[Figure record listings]
— Start —
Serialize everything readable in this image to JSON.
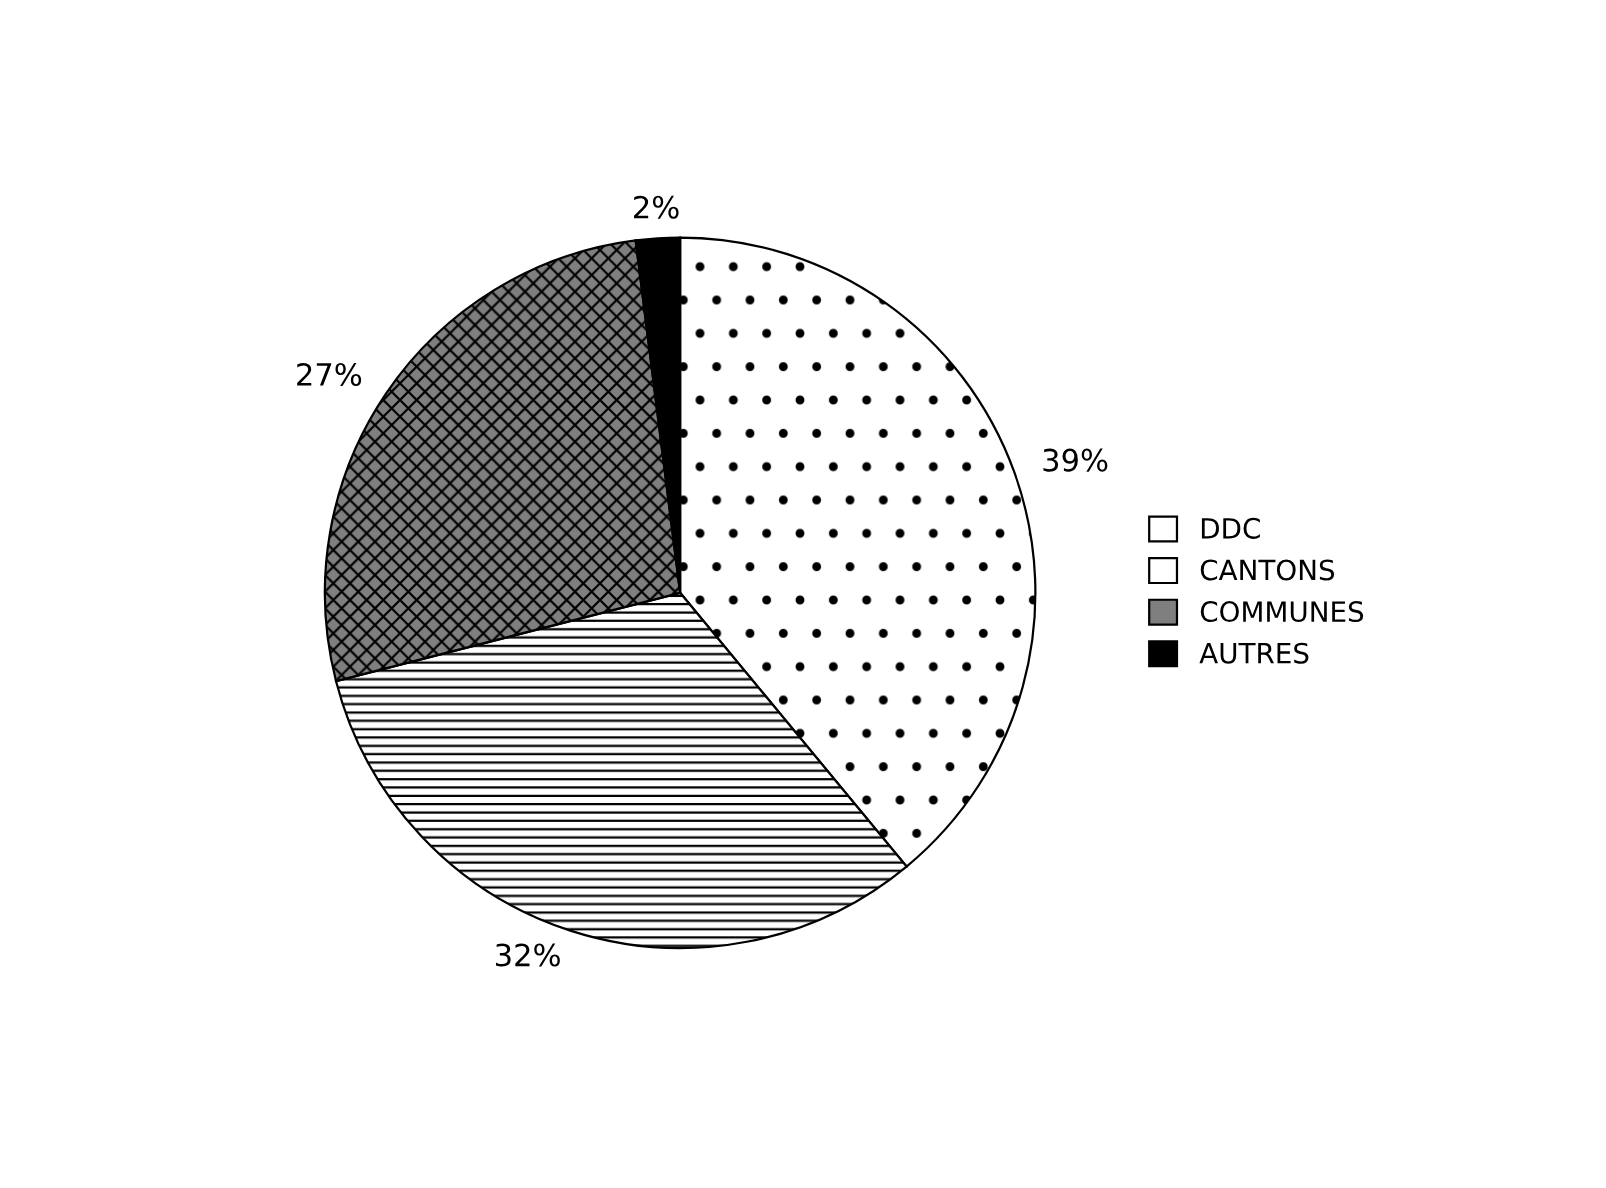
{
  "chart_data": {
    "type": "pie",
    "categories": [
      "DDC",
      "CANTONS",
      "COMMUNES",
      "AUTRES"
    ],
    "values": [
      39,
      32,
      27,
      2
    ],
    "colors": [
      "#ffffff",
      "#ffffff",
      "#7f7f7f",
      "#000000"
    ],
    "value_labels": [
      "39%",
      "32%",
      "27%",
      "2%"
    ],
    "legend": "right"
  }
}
— End —
Short exercise
Repeat the records above exactly, leaving out any pictures they contain.

Solved problem
Serialize everything readable in this image to JSON.
{
  "chart_data": {
    "type": "pie",
    "categories": [
      "DDC",
      "CANTONS",
      "COMMUNES",
      "AUTRES"
    ],
    "values": [
      39,
      32,
      27,
      2
    ],
    "colors": [
      "#ffffff",
      "#ffffff",
      "#7f7f7f",
      "#000000"
    ],
    "value_labels": [
      "39%",
      "32%",
      "27%",
      "2%"
    ],
    "legend": "right"
  }
}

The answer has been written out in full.